__EXERCISE__: Quote all of the entries word for word.

__RECORDS SHOWN__:
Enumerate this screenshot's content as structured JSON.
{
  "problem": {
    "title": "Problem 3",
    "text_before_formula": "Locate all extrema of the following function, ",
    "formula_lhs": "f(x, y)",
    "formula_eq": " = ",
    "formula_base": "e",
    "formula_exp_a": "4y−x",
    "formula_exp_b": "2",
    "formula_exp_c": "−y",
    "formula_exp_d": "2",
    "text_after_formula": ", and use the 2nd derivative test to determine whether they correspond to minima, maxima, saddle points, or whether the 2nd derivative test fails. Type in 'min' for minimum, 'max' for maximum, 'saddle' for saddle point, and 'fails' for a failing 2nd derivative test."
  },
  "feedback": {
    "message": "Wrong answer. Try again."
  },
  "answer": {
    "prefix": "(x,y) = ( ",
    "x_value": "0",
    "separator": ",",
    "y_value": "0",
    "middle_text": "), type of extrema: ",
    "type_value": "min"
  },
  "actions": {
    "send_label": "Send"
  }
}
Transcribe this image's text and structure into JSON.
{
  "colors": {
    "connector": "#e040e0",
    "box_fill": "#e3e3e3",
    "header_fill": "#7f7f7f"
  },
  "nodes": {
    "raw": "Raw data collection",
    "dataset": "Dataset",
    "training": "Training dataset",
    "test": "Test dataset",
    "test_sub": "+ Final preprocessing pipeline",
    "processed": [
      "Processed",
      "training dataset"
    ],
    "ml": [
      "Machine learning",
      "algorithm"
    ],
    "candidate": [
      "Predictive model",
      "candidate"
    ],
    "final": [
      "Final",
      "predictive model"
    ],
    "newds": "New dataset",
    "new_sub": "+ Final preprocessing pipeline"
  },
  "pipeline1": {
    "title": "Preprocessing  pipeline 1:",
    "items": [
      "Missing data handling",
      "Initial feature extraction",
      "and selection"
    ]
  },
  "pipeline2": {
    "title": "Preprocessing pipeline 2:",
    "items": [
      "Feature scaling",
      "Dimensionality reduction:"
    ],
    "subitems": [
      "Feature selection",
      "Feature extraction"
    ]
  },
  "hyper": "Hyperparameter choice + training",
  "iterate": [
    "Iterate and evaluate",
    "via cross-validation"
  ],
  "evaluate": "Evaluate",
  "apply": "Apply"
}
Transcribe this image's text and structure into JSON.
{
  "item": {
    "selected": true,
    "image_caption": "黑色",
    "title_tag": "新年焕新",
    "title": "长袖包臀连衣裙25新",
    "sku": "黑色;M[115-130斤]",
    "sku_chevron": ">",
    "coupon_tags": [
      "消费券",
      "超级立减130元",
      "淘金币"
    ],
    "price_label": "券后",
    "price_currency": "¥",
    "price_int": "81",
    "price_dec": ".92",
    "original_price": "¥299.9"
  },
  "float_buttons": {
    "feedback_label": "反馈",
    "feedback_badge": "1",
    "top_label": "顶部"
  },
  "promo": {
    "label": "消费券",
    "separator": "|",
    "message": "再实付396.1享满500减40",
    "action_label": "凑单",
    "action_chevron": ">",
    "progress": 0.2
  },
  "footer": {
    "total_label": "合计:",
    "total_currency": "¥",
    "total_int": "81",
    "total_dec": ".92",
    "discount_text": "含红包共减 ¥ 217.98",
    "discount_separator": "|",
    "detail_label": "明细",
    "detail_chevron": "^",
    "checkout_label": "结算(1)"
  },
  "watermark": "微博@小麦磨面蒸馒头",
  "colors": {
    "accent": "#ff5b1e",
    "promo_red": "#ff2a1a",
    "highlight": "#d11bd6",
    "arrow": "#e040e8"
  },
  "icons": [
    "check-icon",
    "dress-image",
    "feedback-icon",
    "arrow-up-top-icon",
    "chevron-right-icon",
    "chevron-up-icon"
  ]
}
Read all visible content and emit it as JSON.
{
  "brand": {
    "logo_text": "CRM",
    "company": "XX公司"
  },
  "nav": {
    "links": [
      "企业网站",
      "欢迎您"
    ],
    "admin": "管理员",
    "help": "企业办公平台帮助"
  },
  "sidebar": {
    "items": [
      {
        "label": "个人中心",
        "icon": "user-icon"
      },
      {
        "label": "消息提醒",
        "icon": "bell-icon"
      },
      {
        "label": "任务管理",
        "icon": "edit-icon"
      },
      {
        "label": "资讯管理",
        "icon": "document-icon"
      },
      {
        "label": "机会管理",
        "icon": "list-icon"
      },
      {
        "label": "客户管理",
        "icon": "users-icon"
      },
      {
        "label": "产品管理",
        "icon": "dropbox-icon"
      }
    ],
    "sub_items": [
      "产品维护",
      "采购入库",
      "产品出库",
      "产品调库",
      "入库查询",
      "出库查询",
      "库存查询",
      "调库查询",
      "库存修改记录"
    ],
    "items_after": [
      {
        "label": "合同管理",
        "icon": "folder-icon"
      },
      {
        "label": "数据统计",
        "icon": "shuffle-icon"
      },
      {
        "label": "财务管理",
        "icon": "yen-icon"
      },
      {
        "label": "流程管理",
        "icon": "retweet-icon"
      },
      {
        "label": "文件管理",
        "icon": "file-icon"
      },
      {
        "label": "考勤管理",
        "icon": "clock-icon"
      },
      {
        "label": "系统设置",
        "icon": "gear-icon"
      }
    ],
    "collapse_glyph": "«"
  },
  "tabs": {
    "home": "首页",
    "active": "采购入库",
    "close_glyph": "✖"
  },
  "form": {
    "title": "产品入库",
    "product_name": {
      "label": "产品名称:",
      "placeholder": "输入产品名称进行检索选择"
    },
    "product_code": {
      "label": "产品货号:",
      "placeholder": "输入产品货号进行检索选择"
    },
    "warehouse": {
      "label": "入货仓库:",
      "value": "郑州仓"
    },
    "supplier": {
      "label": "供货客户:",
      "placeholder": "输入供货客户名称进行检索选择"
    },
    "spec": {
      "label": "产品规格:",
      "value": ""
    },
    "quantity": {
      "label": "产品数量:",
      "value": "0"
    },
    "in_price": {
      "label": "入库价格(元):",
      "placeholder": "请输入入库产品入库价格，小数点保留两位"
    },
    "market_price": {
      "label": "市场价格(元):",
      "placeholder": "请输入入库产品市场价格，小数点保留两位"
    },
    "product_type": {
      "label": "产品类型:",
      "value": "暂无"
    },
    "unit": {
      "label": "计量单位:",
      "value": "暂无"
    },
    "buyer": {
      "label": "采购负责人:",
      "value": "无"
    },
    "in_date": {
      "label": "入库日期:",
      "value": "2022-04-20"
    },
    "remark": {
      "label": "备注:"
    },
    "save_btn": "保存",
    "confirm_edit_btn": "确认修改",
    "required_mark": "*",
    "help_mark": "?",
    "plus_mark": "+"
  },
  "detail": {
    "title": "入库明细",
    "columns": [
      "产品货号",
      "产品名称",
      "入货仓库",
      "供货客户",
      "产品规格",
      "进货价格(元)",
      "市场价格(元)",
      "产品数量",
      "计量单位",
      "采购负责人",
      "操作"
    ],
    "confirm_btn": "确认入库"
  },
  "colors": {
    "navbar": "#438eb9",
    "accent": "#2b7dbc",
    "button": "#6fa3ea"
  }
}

__SOLUTION TO THIS TASK__:
Enumerate this screenshot's content as structured JSON.
{
  "problem": {
    "title": "Problem 3",
    "text_before_formula": "Locate all extrema of the following function, ",
    "formula_lhs": "f(x, y)",
    "formula_eq": " = ",
    "formula_base": "e",
    "formula_exp_a": "4y−x",
    "formula_exp_b": "2",
    "formula_exp_c": "−y",
    "formula_exp_d": "2",
    "text_after_formula": ", and use the 2nd derivative test to determine whether they correspond to minima, maxima, saddle points, or whether the 2nd derivative test fails. Type in 'min' for minimum, 'max' for maximum, 'saddle' for saddle point, and 'fails' for a failing 2nd derivative test."
  },
  "feedback": {
    "message": "Wrong answer. Try again."
  },
  "answer": {
    "prefix": "(x,y) = ( ",
    "x_value": "0",
    "separator": ",",
    "y_value": "0",
    "middle_text": "), type of extrema: ",
    "type_value": "min"
  },
  "actions": {
    "send_label": "Send"
  }
}
Transcribe this image's text and structure into JSON.
{
  "colors": {
    "connector": "#e040e0",
    "box_fill": "#e3e3e3",
    "header_fill": "#7f7f7f"
  },
  "nodes": {
    "raw": "Raw data collection",
    "dataset": "Dataset",
    "training": "Training dataset",
    "test": "Test dataset",
    "test_sub": "+ Final preprocessing pipeline",
    "processed": [
      "Processed",
      "training dataset"
    ],
    "ml": [
      "Machine learning",
      "algorithm"
    ],
    "candidate": [
      "Predictive model",
      "candidate"
    ],
    "final": [
      "Final",
      "predictive model"
    ],
    "newds": "New dataset",
    "new_sub": "+ Final preprocessing pipeline"
  },
  "pipeline1": {
    "title": "Preprocessing  pipeline 1:",
    "items": [
      "Missing data handling",
      "Initial feature extraction",
      "and selection"
    ]
  },
  "pipeline2": {
    "title": "Preprocessing pipeline 2:",
    "items": [
      "Feature scaling",
      "Dimensionality reduction:"
    ],
    "subitems": [
      "Feature selection",
      "Feature extraction"
    ]
  },
  "hyper": "Hyperparameter choice + training",
  "iterate": [
    "Iterate and evaluate",
    "via cross-validation"
  ],
  "evaluate": "Evaluate",
  "apply": "Apply"
}
Transcribe this image's text and structure into JSON.
{
  "item": {
    "selected": true,
    "image_caption": "黑色",
    "title_tag": "新年焕新",
    "title": "长袖包臀连衣裙25新",
    "sku": "黑色;M[115-130斤]",
    "sku_chevron": ">",
    "coupon_tags": [
      "消费券",
      "超级立减130元",
      "淘金币"
    ],
    "price_label": "券后",
    "price_currency": "¥",
    "price_int": "81",
    "price_dec": ".92",
    "original_price": "¥299.9"
  },
  "float_buttons": {
    "feedback_label": "反馈",
    "feedback_badge": "1",
    "top_label": "顶部"
  },
  "promo": {
    "label": "消费券",
    "separator": "|",
    "message": "再实付396.1享满500减40",
    "action_label": "凑单",
    "action_chevron": ">",
    "progress": 0.2
  },
  "footer": {
    "total_label": "合计:",
    "total_currency": "¥",
    "total_int": "81",
    "total_dec": ".92",
    "discount_text": "含红包共减 ¥ 217.98",
    "discount_separator": "|",
    "detail_label": "明细",
    "detail_chevron": "^",
    "checkout_label": "结算(1)"
  },
  "watermark": "微博@小麦磨面蒸馒头",
  "colors": {
    "accent": "#ff5b1e",
    "promo_red": "#ff2a1a",
    "highlight": "#d11bd6",
    "arrow": "#e040e8"
  },
  "icons": [
    "check-icon",
    "dress-image",
    "feedback-icon",
    "arrow-up-top-icon",
    "chevron-right-icon",
    "chevron-up-icon"
  ]
}
Read all visible content and emit it as JSON.
{
  "brand": {
    "logo_text": "CRM",
    "company": "XX公司"
  },
  "nav": {
    "links": [
      "企业网站",
      "欢迎您"
    ],
    "admin": "管理员",
    "help": "企业办公平台帮助"
  },
  "sidebar": {
    "items": [
      {
        "label": "个人中心",
        "icon": "user-icon"
      },
      {
        "label": "消息提醒",
        "icon": "bell-icon"
      },
      {
        "label": "任务管理",
        "icon": "edit-icon"
      },
      {
        "label": "资讯管理",
        "icon": "document-icon"
      },
      {
        "label": "机会管理",
        "icon": "list-icon"
      },
      {
        "label": "客户管理",
        "icon": "users-icon"
      },
      {
        "label": "产品管理",
        "icon": "dropbox-icon"
      }
    ],
    "sub_items": [
      "产品维护",
      "采购入库",
      "产品出库",
      "产品调库",
      "入库查询",
      "出库查询",
      "库存查询",
      "调库查询",
      "库存修改记录"
    ],
    "items_after": [
      {
        "label": "合同管理",
        "icon": "folder-icon"
      },
      {
        "label": "数据统计",
        "icon": "shuffle-icon"
      },
      {
        "label": "财务管理",
        "icon": "yen-icon"
      },
      {
        "label": "流程管理",
        "icon": "retweet-icon"
      },
      {
        "label": "文件管理",
        "icon": "file-icon"
      },
      {
        "label": "考勤管理",
        "icon": "clock-icon"
      },
      {
        "label": "系统设置",
        "icon": "gear-icon"
      }
    ],
    "collapse_glyph": "«"
  },
  "tabs": {
    "home": "首页",
    "active": "采购入库",
    "close_glyph": "✖"
  },
  "form": {
    "title": "产品入库",
    "product_name": {
      "label": "产品名称:",
      "placeholder": "输入产品名称进行检索选择"
    },
    "product_code": {
      "label": "产品货号:",
      "placeholder": "输入产品货号进行检索选择"
    },
    "warehouse": {
      "label": "入货仓库:",
      "value": "郑州仓"
    },
    "supplier": {
      "label": "供货客户:",
      "placeholder": "输入供货客户名称进行检索选择"
    },
    "spec": {
      "label": "产品规格:",
      "value": ""
    },
    "quantity": {
      "label": "产品数量:",
      "value": "0"
    },
    "in_price": {
      "label": "入库价格(元):",
      "placeholder": "请输入入库产品入库价格，小数点保留两位"
    },
    "market_price": {
      "label": "市场价格(元):",
      "placeholder": "请输入入库产品市场价格，小数点保留两位"
    },
    "product_type": {
      "label": "产品类型:",
      "value": "暂无"
    },
    "unit": {
      "label": "计量单位:",
      "value": "暂无"
    },
    "buyer": {
      "label": "采购负责人:",
      "value": "无"
    },
    "in_date": {
      "label": "入库日期:",
      "value": "2022-04-20"
    },
    "remark": {
      "label": "备注:"
    },
    "save_btn": "保存",
    "confirm_edit_btn": "确认修改",
    "required_mark": "*",
    "help_mark": "?",
    "plus_mark": "+"
  },
  "detail": {
    "title": "入库明细",
    "columns": [
      "产品货号",
      "产品名称",
      "入货仓库",
      "供货客户",
      "产品规格",
      "进货价格(元)",
      "市场价格(元)",
      "产品数量",
      "计量单位",
      "采购负责人",
      "操作"
    ],
    "confirm_btn": "确认入库"
  },
  "colors": {
    "navbar": "#438eb9",
    "accent": "#2b7dbc",
    "button": "#6fa3ea"
  }
}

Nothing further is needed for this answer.